Select every line holding the word "title" and copy it.

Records

* * * * * * *

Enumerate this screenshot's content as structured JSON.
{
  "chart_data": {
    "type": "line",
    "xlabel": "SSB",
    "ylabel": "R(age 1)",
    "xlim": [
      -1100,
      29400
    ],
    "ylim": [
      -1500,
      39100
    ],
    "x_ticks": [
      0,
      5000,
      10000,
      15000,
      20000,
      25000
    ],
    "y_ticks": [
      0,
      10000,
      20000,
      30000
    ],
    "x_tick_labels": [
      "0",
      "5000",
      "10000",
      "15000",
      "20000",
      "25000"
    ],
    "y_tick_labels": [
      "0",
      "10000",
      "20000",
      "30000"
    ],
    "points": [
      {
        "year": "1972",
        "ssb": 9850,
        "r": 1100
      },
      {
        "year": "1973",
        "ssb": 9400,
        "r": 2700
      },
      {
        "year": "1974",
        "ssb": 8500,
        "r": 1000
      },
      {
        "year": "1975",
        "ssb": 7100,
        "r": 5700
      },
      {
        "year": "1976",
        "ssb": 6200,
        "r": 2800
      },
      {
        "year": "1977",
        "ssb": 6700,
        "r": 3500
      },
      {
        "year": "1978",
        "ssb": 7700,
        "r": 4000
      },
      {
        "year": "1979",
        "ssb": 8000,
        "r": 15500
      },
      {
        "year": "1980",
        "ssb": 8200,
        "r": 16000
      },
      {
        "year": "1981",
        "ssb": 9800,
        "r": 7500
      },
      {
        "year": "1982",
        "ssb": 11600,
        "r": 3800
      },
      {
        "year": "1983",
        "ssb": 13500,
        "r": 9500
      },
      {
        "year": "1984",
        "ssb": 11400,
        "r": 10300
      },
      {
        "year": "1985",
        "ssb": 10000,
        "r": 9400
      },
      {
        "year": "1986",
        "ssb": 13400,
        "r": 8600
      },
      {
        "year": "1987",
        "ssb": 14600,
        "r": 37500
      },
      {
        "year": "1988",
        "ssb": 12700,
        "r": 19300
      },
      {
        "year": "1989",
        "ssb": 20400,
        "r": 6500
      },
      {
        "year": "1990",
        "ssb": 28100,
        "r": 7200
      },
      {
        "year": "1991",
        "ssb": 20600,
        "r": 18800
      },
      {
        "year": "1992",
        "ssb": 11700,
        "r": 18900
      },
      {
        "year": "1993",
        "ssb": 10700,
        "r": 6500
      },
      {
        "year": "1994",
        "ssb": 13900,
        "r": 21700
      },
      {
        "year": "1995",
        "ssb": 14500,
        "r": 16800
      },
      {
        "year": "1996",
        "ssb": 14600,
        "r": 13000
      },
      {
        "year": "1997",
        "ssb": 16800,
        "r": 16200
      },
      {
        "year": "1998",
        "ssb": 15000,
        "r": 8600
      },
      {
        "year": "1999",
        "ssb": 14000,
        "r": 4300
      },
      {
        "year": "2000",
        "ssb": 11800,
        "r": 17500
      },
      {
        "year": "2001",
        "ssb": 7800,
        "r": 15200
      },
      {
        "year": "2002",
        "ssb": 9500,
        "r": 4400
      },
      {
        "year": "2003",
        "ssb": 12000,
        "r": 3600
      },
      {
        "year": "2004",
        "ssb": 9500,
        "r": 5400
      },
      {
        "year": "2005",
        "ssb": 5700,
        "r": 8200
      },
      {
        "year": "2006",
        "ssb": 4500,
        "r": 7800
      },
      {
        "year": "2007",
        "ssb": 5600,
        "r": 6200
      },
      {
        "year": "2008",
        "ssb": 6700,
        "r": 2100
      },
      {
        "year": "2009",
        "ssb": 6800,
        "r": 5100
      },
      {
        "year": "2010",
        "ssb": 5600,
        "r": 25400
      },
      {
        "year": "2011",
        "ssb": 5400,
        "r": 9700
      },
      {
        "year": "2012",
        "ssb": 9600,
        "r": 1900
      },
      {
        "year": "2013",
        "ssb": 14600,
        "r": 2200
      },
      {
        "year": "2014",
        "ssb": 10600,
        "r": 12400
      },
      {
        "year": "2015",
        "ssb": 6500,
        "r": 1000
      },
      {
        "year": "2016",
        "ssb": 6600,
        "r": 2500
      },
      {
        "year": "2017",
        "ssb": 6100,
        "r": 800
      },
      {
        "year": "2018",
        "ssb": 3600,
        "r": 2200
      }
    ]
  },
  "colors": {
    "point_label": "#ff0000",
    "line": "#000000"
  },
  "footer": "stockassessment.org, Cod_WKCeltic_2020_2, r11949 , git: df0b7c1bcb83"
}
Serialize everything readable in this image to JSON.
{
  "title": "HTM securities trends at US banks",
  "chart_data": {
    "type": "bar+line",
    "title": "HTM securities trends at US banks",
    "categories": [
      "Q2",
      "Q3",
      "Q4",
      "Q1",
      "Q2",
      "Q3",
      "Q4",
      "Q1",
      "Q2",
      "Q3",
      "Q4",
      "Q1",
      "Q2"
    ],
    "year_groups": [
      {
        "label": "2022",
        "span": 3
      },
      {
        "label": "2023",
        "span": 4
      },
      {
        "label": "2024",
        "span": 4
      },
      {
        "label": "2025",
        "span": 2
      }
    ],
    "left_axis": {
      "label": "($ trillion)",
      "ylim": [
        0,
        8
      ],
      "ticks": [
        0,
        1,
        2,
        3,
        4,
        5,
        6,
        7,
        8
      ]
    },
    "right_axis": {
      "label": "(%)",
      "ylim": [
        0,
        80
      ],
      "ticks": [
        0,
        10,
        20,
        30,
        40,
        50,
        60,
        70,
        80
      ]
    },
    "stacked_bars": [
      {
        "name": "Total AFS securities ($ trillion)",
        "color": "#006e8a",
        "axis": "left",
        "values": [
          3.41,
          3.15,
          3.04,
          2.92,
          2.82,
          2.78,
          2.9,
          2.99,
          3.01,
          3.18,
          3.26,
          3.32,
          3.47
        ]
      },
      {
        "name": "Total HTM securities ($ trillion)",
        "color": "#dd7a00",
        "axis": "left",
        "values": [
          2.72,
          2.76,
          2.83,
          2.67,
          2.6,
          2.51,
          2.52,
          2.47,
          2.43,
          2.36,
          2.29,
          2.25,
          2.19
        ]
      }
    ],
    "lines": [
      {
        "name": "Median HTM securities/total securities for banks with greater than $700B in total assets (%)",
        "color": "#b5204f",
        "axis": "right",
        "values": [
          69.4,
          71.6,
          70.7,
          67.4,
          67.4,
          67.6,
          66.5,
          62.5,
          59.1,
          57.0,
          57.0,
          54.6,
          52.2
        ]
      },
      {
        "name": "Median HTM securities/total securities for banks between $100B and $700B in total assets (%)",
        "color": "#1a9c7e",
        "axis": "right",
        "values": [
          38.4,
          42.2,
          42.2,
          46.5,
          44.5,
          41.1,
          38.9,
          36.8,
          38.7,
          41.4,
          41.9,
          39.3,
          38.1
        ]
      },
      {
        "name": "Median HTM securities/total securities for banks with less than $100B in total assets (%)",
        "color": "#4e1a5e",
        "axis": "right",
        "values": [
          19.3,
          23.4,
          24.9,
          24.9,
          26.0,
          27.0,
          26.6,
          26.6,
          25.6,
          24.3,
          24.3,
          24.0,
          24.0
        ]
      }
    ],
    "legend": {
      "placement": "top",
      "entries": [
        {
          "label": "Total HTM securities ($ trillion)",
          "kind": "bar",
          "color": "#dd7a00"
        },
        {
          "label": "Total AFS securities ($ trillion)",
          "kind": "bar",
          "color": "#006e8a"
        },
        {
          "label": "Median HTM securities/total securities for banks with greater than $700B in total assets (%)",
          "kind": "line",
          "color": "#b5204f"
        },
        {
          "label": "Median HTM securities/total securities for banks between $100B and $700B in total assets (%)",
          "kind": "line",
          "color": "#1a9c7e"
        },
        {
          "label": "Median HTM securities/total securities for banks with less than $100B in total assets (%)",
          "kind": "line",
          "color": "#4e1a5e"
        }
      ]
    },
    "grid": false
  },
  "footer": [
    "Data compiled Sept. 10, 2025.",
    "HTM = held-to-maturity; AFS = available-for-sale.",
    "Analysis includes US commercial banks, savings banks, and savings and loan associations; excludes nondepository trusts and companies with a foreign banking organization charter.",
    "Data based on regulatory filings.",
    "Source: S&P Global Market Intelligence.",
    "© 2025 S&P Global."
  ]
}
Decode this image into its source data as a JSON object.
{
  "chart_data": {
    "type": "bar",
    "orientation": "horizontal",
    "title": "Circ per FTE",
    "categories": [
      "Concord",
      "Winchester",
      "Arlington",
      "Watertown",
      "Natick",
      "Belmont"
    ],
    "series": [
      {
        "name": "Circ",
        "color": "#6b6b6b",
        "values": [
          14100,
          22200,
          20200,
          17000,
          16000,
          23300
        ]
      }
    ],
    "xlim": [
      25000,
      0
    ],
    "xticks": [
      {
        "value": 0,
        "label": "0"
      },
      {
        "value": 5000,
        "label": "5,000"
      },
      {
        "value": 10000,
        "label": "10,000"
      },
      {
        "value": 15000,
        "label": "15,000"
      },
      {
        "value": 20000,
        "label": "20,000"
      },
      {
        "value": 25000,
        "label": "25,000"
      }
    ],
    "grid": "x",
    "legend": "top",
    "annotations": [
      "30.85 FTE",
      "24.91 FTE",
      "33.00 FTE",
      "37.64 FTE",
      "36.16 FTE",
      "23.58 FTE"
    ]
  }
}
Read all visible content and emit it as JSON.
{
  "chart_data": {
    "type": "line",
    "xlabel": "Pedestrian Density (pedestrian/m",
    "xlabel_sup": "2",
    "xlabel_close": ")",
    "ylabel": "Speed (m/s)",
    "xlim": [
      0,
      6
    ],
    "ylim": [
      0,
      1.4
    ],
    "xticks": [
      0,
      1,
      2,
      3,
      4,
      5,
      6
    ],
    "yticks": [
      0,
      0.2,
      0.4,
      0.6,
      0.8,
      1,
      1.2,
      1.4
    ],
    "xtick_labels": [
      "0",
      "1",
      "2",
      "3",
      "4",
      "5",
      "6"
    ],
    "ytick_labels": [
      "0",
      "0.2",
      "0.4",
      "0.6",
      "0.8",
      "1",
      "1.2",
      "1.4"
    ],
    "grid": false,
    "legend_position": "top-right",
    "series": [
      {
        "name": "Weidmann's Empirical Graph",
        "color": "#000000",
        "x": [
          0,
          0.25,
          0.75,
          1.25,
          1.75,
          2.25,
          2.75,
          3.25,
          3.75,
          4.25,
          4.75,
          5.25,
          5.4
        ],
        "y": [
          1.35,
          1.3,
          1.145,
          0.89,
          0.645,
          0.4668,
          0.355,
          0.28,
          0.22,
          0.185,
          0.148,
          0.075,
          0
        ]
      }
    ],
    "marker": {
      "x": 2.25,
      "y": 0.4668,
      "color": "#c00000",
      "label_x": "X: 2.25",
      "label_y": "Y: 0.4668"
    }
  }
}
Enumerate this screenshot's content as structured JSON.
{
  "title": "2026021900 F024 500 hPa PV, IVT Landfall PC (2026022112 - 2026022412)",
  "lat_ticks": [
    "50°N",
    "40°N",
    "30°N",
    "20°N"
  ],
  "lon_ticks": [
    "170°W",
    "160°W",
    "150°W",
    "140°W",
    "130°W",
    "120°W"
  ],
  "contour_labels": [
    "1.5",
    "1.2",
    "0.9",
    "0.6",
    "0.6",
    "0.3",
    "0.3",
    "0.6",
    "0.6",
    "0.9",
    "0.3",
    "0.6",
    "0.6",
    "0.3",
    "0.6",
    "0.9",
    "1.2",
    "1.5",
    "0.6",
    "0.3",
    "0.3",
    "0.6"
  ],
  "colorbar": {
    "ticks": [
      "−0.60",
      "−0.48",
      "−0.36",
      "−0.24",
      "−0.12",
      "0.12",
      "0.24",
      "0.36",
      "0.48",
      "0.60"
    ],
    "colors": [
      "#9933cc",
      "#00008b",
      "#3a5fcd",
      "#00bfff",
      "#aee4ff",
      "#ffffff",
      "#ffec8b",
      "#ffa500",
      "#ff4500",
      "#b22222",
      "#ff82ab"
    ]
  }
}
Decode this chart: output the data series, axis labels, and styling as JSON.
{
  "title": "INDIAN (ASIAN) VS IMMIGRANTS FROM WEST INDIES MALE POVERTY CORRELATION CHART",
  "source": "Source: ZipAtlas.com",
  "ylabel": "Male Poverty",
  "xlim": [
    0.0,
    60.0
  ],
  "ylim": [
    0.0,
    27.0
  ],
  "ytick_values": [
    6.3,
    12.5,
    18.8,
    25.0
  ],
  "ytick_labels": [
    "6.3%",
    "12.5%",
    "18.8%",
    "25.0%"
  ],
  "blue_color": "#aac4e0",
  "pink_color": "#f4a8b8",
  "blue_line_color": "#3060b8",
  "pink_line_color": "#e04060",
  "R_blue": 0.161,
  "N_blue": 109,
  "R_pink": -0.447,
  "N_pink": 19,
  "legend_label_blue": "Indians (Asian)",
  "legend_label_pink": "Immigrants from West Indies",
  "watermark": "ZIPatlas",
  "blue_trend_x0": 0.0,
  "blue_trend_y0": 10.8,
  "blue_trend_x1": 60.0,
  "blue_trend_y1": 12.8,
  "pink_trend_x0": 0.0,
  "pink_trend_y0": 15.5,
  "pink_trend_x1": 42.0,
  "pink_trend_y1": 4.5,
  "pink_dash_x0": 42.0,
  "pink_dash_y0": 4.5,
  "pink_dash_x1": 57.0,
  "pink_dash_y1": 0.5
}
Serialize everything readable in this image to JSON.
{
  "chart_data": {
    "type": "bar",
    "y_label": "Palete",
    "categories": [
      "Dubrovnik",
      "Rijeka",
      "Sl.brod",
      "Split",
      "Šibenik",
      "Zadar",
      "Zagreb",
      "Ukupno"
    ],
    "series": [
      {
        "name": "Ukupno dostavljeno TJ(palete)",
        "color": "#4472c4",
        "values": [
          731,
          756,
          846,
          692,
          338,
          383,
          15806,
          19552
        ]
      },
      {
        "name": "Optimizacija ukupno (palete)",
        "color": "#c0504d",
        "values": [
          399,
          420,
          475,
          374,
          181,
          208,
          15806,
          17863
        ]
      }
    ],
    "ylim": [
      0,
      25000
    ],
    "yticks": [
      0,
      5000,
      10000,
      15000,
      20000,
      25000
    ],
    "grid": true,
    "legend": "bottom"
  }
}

* * * * * * *

- **The result**
  "title": "HTM securities trends at US banks",
    "title": "HTM securities trends at US banks",
    "title": "Circ per FTE",
  "title": "2026021900 F024 500 hPa PV, IVT Landfall PC (2026022112 - 2026022412)",
  "title": "INDIAN (ASIAN) VS IMMIGRANTS FROM WEST INDIES MALE POVERTY CORRELATION CHART",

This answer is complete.